** STATED GOAL **
Copy out all lines with the word "Magnitude" in them.

Some records
▼

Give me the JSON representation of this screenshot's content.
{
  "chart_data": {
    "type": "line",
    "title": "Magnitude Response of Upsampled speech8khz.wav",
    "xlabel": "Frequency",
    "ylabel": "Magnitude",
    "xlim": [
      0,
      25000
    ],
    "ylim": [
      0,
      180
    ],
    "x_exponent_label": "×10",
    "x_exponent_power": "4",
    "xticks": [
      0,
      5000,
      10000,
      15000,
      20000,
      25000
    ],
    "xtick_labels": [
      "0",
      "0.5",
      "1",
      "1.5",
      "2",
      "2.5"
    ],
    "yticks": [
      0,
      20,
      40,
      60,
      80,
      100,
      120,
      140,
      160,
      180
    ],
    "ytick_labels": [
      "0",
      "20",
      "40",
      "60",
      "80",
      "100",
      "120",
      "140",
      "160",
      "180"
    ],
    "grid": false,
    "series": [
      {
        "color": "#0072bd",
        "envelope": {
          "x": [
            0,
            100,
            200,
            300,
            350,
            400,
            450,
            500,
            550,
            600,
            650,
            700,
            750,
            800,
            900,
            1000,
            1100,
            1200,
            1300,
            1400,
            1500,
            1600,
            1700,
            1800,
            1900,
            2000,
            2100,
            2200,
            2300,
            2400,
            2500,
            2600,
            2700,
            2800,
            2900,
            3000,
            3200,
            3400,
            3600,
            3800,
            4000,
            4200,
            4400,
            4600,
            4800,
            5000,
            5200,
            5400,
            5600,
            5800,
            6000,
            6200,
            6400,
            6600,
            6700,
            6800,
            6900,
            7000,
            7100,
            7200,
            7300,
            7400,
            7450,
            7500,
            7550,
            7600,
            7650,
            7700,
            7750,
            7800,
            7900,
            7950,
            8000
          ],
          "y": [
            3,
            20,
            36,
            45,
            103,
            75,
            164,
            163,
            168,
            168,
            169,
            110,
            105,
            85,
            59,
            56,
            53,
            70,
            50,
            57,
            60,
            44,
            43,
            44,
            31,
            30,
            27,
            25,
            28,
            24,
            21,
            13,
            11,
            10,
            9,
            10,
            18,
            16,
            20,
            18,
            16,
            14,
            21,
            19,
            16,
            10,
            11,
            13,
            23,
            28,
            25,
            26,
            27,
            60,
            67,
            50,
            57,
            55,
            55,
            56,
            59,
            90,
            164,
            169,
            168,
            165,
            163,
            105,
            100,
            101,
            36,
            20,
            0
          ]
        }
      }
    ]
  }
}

▲

** RESPONSE **
    "title": "Magnitude Response of Upsampled speech8khz.wav",
    "ylabel": "Magnitude",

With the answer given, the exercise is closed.